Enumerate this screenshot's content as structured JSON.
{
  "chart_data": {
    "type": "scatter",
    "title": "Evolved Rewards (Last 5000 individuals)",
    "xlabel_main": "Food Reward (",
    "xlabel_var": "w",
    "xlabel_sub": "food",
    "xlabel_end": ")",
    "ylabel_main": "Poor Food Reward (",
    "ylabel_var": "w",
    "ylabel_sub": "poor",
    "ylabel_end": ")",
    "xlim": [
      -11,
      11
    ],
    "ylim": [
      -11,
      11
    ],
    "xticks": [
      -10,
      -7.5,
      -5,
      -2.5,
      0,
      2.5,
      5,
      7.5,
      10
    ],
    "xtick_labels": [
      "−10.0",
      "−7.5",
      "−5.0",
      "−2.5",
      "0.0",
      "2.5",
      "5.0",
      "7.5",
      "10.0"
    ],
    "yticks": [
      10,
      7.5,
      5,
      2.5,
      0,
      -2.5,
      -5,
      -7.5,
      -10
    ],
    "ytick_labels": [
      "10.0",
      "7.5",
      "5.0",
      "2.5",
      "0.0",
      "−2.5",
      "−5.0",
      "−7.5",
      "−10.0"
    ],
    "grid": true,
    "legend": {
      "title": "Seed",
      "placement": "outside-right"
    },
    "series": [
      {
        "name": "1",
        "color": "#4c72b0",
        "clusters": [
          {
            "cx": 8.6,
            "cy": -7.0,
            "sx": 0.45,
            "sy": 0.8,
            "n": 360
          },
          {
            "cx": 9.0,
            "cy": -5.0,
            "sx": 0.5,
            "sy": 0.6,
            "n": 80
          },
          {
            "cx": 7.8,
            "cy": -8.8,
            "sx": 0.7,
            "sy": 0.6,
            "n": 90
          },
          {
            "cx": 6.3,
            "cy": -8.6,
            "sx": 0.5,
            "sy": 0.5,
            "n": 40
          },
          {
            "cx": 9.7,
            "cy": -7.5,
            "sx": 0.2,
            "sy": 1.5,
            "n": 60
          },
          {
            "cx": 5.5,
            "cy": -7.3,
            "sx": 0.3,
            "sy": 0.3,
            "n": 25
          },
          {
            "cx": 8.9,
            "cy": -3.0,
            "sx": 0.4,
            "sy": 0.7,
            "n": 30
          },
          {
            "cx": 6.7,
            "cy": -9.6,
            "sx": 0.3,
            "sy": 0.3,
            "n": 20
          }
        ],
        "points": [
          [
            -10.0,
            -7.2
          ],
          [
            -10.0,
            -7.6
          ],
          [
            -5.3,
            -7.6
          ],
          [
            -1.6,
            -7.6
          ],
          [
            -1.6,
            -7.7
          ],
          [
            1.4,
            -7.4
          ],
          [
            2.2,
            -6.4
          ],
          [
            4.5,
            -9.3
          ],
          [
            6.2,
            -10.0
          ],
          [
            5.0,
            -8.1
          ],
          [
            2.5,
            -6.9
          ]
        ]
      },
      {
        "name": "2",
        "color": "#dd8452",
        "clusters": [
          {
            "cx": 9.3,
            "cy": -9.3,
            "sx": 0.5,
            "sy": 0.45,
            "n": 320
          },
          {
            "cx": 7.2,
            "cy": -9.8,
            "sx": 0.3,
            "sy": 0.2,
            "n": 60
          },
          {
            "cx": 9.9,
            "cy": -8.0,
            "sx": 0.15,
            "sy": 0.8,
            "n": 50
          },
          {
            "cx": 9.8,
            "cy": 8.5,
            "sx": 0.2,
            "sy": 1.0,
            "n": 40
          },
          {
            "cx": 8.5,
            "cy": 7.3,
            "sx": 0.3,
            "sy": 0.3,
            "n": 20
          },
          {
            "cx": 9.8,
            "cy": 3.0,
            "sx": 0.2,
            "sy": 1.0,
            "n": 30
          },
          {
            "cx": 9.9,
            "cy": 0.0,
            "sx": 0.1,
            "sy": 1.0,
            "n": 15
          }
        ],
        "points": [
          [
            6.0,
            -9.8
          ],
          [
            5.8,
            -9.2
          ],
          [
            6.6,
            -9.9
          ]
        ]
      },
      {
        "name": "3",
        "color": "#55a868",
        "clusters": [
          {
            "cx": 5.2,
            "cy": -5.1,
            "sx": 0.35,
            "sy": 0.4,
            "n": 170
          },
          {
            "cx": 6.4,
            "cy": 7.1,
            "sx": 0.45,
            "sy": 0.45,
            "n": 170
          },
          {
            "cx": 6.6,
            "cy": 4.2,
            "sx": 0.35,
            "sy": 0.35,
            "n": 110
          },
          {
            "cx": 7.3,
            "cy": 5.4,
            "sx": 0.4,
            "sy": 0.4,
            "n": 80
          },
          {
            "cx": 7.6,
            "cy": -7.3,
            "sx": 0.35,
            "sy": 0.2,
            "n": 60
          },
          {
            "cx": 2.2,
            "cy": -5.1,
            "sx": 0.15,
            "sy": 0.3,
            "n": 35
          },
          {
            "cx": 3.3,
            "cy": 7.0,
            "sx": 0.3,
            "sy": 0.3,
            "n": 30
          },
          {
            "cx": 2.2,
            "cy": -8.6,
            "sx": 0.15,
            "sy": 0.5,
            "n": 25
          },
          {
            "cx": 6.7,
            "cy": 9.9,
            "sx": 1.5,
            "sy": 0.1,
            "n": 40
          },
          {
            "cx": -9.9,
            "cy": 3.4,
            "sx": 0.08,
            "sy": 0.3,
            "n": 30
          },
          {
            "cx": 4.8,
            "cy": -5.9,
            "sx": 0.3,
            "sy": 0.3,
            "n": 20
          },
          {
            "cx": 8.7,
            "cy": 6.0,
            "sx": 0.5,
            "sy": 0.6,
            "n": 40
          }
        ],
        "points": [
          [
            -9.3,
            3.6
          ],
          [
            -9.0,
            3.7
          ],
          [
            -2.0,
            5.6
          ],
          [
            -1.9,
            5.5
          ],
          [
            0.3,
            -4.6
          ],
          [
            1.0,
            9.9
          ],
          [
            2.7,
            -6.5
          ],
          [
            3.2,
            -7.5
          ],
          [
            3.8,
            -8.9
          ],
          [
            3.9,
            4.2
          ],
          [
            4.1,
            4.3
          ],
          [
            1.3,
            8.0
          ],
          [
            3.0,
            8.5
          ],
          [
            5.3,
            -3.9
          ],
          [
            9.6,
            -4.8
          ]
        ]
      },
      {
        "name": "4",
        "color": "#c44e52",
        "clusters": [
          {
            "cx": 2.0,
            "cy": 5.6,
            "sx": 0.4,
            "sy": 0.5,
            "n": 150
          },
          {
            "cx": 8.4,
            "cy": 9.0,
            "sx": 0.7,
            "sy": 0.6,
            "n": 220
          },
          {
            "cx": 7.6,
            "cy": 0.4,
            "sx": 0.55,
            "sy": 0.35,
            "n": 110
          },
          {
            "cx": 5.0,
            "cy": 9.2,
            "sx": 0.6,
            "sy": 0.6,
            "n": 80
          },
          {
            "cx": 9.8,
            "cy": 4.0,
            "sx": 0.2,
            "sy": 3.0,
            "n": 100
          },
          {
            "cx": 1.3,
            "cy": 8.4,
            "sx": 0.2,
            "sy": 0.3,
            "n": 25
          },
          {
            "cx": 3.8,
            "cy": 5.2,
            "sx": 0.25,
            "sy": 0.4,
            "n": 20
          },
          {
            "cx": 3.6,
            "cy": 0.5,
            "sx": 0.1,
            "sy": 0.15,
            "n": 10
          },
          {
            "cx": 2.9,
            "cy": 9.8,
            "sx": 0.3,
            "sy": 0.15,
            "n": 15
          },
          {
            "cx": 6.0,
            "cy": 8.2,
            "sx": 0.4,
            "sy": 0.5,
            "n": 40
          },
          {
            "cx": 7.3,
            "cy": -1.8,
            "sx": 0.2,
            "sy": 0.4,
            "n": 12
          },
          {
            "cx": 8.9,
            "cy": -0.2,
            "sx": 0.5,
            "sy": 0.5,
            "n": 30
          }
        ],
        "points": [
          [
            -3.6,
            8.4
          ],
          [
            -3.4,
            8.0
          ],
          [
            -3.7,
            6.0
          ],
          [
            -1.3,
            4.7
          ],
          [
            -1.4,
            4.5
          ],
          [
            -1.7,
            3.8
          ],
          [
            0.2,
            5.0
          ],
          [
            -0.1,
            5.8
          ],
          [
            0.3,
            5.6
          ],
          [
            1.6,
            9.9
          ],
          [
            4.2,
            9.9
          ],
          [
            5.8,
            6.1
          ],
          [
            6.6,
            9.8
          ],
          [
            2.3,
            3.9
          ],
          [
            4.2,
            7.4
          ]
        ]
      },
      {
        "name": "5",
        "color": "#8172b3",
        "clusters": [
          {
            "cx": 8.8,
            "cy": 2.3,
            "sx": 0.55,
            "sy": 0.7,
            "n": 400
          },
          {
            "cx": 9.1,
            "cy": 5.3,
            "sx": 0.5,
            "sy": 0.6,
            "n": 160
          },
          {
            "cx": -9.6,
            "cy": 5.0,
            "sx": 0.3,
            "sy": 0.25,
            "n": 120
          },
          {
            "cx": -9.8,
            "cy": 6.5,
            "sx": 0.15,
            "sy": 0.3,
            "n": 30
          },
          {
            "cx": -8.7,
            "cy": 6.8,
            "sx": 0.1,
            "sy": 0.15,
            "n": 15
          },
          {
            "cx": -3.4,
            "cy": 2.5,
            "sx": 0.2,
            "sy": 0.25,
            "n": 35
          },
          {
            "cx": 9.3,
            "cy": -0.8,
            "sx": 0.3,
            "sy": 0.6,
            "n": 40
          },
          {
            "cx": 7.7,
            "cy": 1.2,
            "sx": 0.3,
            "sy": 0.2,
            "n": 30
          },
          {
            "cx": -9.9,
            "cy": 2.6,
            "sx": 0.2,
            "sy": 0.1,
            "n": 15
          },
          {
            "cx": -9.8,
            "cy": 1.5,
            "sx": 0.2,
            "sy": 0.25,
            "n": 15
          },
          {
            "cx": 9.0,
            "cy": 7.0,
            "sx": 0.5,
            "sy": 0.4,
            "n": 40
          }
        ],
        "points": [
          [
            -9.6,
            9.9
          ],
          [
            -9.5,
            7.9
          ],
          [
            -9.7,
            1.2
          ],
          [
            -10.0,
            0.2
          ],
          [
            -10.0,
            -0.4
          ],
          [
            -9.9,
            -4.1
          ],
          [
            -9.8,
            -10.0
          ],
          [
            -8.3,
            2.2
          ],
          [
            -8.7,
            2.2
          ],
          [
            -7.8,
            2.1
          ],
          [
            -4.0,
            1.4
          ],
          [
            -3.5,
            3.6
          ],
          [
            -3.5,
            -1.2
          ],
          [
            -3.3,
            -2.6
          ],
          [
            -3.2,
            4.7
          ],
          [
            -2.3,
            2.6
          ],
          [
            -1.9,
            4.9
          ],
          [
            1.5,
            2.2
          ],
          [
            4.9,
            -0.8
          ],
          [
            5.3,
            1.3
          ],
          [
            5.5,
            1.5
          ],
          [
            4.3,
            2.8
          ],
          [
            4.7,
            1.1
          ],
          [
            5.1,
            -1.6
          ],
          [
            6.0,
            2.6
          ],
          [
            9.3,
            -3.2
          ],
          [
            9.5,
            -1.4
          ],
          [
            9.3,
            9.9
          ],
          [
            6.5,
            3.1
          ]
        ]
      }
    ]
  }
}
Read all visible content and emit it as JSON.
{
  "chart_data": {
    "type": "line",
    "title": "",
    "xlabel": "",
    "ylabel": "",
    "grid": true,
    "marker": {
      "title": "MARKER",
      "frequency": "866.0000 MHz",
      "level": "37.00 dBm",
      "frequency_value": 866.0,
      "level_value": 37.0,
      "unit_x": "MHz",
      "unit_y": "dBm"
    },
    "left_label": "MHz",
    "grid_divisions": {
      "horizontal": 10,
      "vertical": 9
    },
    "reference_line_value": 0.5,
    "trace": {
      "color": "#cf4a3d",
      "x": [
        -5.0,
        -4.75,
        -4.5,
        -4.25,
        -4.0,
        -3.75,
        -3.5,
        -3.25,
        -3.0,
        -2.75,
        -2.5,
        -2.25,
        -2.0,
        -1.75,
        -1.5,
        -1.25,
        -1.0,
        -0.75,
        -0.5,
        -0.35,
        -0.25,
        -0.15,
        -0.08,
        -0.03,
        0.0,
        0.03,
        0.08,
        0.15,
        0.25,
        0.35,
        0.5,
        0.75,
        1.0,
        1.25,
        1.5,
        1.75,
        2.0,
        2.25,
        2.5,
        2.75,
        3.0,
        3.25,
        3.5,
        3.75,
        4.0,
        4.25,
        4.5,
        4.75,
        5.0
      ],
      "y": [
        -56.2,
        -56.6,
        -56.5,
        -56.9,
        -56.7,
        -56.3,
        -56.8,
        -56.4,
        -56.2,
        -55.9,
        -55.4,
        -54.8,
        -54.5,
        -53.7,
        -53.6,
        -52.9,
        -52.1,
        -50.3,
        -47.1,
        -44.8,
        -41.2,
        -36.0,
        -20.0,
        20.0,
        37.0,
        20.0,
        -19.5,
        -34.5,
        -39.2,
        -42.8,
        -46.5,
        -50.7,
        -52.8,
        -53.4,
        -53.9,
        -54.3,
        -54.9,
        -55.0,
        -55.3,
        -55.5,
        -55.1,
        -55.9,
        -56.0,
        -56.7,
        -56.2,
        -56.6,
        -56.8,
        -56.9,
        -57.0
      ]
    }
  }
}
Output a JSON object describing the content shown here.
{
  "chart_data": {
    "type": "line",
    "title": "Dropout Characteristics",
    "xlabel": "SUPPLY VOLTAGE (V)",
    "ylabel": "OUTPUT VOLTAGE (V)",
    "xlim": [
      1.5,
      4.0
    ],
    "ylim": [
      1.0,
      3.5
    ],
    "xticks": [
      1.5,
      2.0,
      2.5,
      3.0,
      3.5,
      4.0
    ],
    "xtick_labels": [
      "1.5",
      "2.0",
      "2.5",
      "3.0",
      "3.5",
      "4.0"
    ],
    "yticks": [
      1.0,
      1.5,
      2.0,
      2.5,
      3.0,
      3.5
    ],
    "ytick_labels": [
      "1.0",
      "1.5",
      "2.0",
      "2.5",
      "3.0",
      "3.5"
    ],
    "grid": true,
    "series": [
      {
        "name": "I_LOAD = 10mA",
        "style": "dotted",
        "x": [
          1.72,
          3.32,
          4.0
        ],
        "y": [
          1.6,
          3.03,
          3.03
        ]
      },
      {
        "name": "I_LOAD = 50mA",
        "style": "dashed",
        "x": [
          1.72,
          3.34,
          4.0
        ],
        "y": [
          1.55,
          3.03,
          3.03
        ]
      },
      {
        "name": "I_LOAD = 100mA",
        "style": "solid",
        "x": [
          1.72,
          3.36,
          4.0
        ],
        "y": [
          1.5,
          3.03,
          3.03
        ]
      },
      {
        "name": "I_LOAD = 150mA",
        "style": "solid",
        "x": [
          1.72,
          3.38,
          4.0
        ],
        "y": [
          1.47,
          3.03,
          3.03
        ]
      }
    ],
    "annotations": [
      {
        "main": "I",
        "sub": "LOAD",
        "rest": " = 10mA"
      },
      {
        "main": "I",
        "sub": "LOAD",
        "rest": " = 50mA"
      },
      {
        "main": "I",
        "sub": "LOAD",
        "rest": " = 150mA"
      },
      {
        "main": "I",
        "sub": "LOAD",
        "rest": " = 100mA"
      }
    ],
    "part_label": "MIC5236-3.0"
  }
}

Task prompt: Lines containing the word "content" must all be returned from the material above.

Full response:
Enumerate this screenshot's content as structured JSON.
Read all visible content and emit it as JSON.
Output a JSON object describing the content shown here.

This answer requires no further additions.